**WHAT THE TASK ASKS**
Rewrite the rows below, replacing "bullet-marker" with "bullet-symbol" wherever it occurs and leaving everything else unchanged.

**SUPPLIED DATA**
================================
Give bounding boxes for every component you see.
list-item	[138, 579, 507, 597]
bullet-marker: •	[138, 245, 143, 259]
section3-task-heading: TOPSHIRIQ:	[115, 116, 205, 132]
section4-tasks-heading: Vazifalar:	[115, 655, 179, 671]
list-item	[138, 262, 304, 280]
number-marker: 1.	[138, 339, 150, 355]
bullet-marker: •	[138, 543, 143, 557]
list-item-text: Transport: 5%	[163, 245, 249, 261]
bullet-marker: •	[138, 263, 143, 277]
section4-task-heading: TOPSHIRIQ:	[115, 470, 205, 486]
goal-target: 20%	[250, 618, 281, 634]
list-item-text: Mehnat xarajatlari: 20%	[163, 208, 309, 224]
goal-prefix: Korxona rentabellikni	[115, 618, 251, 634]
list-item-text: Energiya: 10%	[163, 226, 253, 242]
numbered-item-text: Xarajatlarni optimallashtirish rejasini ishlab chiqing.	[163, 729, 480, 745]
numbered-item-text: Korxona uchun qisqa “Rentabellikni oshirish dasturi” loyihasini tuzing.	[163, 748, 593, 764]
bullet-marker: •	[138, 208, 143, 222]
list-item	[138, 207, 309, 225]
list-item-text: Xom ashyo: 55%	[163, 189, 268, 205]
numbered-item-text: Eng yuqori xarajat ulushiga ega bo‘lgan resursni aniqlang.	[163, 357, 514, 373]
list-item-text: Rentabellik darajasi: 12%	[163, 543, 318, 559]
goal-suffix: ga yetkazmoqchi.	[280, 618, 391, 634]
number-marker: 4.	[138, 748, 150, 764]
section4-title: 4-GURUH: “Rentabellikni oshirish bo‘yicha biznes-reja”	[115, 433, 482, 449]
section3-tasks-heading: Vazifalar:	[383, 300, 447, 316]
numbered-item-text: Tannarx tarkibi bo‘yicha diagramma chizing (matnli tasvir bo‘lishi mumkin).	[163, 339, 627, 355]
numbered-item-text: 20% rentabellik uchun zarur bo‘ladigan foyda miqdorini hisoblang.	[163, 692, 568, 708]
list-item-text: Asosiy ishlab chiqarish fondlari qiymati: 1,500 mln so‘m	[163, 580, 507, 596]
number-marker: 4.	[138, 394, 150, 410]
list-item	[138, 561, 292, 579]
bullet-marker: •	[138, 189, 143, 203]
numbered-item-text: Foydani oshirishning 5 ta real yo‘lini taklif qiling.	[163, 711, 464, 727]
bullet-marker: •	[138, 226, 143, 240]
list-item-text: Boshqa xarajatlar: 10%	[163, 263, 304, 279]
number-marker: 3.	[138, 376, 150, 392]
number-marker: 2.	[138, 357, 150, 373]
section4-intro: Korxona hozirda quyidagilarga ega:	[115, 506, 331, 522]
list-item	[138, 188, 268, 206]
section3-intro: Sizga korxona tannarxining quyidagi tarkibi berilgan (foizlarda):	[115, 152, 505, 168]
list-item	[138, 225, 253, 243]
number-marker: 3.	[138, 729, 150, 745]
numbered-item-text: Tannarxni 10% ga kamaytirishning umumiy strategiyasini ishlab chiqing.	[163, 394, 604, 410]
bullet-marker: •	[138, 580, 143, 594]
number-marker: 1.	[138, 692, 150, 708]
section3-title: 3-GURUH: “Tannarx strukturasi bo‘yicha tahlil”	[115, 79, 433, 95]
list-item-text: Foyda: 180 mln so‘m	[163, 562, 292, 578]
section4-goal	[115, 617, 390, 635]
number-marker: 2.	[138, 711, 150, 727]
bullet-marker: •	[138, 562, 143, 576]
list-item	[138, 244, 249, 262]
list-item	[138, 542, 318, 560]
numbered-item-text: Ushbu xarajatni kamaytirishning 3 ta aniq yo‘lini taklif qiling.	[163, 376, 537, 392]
================================
**RIGHT ANSWER**
Give bounding boxes for every component you see.
list-item	[138, 579, 507, 597]
bullet-symbol: •	[138, 245, 143, 259]
section3-task-heading: TOPSHIRIQ:	[115, 116, 205, 132]
section4-tasks-heading: Vazifalar:	[115, 655, 179, 671]
list-item	[138, 262, 304, 280]
number-marker: 1.	[138, 339, 150, 355]
bullet-symbol: •	[138, 543, 143, 557]
list-item-text: Transport: 5%	[163, 245, 249, 261]
bullet-symbol: •	[138, 263, 143, 277]
section4-task-heading: TOPSHIRIQ:	[115, 470, 205, 486]
goal-target: 20%	[250, 618, 281, 634]
list-item-text: Mehnat xarajatlari: 20%	[163, 208, 309, 224]
goal-prefix: Korxona rentabellikni	[115, 618, 251, 634]
list-item-text: Energiya: 10%	[163, 226, 253, 242]
numbered-item-text: Xarajatlarni optimallashtirish rejasini ishlab chiqing.	[163, 729, 480, 745]
numbered-item-text: Korxona uchun qisqa “Rentabellikni oshirish dasturi” loyihasini tuzing.	[163, 748, 593, 764]
bullet-symbol: •	[138, 208, 143, 222]
list-item	[138, 207, 309, 225]
list-item-text: Xom ashyo: 55%	[163, 189, 268, 205]
numbered-item-text: Eng yuqori xarajat ulushiga ega bo‘lgan resursni aniqlang.	[163, 357, 514, 373]
list-item-text: Rentabellik darajasi: 12%	[163, 543, 318, 559]
goal-suffix: ga yetkazmoqchi.	[280, 618, 391, 634]
number-marker: 4.	[138, 748, 150, 764]
section4-title: 4-GURUH: “Rentabellikni oshirish bo‘yicha biznes-reja”	[115, 433, 482, 449]
section3-tasks-heading: Vazifalar:	[383, 300, 447, 316]
numbered-item-text: Tannarx tarkibi bo‘yicha diagramma chizing (matnli tasvir bo‘lishi mumkin).	[163, 339, 627, 355]
numbered-item-text: 20% rentabellik uchun zarur bo‘ladigan foyda miqdorini hisoblang.	[163, 692, 568, 708]
list-item-text: Asosiy ishlab chiqarish fondlari qiymati: 1,500 mln so‘m	[163, 580, 507, 596]
number-marker: 4.	[138, 394, 150, 410]
list-item	[138, 561, 292, 579]
bullet-symbol: •	[138, 189, 143, 203]
numbered-item-text: Foydani oshirishning 5 ta real yo‘lini taklif qiling.	[163, 711, 464, 727]
bullet-symbol: •	[138, 226, 143, 240]
list-item-text: Boshqa xarajatlar: 10%	[163, 263, 304, 279]
number-marker: 3.	[138, 376, 150, 392]
number-marker: 2.	[138, 357, 150, 373]
section4-intro: Korxona hozirda quyidagilarga ega:	[115, 506, 331, 522]
list-item	[138, 188, 268, 206]
section3-intro: Sizga korxona tannarxining quyidagi tarkibi berilgan (foizlarda):	[115, 152, 505, 168]
list-item	[138, 225, 253, 243]
number-marker: 3.	[138, 729, 150, 745]
numbered-item-text: Tannarxni 10% ga kamaytirishning umumiy strategiyasini ishlab chiqing.	[163, 394, 604, 410]
bullet-symbol: •	[138, 580, 143, 594]
number-marker: 1.	[138, 692, 150, 708]
section3-title: 3-GURUH: “Tannarx strukturasi bo‘yicha tahlil”	[115, 79, 433, 95]
list-item-text: Foyda: 180 mln so‘m	[163, 562, 292, 578]
section4-goal	[115, 617, 390, 635]
number-marker: 2.	[138, 711, 150, 727]
bullet-symbol: •	[138, 562, 143, 576]
list-item	[138, 244, 249, 262]
list-item	[138, 542, 318, 560]
numbered-item-text: Ushbu xarajatni kamaytirishning 3 ta aniq yo‘lini taklif qiling.	[163, 376, 537, 392]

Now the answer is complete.